→ **DIRECTIVE**: Work through the data below line by line and say how many lines hold "ylabel"; give only the number.

== GIVEN RECORDS ==

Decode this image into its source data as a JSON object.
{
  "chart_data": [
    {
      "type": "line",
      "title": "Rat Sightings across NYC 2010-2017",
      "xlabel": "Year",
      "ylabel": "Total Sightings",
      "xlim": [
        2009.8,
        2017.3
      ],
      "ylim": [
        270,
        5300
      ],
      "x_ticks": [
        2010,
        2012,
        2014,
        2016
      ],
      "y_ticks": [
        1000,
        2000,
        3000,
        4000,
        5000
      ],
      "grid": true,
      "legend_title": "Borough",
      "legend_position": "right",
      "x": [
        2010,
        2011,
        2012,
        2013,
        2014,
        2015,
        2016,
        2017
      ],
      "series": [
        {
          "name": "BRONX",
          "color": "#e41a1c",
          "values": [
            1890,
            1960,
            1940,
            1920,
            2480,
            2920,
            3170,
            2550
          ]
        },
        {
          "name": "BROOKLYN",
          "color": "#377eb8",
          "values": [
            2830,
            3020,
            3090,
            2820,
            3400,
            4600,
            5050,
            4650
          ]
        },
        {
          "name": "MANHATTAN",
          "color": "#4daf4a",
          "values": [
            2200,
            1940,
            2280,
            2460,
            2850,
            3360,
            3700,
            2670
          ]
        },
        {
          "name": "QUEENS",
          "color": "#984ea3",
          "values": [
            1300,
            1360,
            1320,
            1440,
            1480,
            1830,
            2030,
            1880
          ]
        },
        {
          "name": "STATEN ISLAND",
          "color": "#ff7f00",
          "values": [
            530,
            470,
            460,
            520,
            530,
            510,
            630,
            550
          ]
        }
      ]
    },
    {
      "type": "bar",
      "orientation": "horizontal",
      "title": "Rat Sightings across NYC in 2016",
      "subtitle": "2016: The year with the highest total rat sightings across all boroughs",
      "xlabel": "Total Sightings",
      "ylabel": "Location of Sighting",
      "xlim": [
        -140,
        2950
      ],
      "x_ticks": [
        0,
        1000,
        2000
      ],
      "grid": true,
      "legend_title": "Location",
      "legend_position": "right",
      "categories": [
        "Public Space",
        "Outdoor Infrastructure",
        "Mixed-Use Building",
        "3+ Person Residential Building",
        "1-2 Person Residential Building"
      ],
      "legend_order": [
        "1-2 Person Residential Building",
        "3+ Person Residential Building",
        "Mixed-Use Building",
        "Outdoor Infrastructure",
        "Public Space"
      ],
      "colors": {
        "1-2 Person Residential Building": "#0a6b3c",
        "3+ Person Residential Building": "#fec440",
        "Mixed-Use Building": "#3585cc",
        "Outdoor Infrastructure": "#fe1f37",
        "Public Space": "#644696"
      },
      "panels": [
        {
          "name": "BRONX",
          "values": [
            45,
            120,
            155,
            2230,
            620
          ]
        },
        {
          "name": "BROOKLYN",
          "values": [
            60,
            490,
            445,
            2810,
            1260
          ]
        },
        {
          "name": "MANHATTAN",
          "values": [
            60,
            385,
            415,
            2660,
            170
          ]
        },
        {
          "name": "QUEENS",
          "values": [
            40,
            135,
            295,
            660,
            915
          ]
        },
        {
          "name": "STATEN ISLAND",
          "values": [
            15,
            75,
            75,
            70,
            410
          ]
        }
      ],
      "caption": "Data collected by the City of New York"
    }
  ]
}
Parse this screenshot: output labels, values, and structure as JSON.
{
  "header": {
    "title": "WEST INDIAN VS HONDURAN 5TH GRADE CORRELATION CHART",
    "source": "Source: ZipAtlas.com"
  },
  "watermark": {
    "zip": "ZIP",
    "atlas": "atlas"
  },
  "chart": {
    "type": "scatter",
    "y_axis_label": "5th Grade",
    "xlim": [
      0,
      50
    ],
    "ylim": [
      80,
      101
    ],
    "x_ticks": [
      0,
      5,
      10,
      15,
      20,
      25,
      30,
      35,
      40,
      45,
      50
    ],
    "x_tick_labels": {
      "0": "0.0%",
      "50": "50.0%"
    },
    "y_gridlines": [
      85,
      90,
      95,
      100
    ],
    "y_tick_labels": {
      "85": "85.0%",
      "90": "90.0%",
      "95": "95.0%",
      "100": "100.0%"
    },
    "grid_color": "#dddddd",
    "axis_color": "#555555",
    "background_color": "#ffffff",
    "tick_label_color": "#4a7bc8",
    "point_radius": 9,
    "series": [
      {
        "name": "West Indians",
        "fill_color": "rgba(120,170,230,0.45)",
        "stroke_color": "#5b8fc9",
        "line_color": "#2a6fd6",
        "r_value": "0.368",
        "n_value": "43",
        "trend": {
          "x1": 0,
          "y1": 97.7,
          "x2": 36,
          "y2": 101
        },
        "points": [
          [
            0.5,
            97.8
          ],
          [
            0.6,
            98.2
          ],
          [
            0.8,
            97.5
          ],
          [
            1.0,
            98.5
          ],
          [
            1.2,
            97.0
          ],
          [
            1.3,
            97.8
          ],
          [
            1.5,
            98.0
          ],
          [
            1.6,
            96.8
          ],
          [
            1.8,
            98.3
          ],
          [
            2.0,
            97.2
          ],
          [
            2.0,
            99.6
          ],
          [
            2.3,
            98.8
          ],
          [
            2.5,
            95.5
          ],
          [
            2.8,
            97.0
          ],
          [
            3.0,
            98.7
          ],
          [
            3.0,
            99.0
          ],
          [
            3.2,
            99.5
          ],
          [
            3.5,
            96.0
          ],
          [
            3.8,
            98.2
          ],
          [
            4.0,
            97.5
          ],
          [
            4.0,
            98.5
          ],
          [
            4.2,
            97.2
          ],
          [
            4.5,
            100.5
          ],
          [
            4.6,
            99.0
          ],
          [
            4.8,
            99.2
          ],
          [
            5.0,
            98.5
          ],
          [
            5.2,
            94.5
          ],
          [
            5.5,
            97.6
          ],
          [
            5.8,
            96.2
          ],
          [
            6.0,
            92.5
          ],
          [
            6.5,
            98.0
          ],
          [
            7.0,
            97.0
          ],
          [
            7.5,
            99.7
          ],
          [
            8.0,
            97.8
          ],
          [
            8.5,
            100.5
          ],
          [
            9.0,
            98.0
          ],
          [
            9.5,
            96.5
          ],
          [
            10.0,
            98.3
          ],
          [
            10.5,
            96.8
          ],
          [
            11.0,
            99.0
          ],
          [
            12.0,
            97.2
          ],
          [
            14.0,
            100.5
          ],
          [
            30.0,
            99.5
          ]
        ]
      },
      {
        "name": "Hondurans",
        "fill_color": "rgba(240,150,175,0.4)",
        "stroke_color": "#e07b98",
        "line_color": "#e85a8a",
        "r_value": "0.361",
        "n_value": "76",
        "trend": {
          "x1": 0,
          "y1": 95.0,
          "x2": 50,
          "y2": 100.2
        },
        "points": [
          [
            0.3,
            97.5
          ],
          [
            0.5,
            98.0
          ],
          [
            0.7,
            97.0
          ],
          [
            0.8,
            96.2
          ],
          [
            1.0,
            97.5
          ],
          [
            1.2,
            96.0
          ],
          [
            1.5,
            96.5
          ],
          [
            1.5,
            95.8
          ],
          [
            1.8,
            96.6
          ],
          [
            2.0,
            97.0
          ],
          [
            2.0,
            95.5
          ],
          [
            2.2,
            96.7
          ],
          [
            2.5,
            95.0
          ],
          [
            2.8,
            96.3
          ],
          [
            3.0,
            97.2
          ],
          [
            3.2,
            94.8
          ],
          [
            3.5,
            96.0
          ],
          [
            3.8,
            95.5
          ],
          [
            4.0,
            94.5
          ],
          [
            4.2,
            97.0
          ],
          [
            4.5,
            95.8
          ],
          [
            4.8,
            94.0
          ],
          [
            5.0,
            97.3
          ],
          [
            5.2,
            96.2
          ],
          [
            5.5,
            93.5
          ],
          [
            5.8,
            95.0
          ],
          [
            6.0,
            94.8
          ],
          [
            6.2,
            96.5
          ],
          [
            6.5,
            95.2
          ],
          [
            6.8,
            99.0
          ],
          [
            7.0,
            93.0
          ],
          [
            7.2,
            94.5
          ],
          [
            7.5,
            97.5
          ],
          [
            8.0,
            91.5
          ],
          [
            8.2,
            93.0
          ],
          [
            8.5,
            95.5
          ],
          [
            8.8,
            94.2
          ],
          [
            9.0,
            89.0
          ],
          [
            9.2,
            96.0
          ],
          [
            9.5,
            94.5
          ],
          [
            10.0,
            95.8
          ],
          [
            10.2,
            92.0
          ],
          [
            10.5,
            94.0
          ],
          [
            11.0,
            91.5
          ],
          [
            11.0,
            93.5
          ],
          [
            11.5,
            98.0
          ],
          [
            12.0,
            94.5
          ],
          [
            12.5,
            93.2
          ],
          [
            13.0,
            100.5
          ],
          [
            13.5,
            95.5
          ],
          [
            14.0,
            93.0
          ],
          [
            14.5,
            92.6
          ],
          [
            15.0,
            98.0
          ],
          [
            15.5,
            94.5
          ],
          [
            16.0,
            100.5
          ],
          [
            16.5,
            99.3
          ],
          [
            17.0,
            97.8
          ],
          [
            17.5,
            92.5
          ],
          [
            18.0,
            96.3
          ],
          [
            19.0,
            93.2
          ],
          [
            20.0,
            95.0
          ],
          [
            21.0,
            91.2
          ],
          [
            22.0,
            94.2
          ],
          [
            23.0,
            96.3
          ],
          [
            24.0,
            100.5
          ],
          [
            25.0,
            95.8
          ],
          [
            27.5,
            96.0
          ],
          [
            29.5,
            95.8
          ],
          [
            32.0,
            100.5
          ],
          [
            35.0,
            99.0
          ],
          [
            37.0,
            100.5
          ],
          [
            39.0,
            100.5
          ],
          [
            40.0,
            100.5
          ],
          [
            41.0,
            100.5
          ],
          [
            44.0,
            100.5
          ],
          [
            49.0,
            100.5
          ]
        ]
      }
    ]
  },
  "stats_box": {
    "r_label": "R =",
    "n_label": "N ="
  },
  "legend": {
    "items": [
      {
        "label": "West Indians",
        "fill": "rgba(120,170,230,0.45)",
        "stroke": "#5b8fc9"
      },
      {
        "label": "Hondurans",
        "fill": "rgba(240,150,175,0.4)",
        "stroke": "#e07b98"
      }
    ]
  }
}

===

→ **PROBLEM SOLUTION**: 2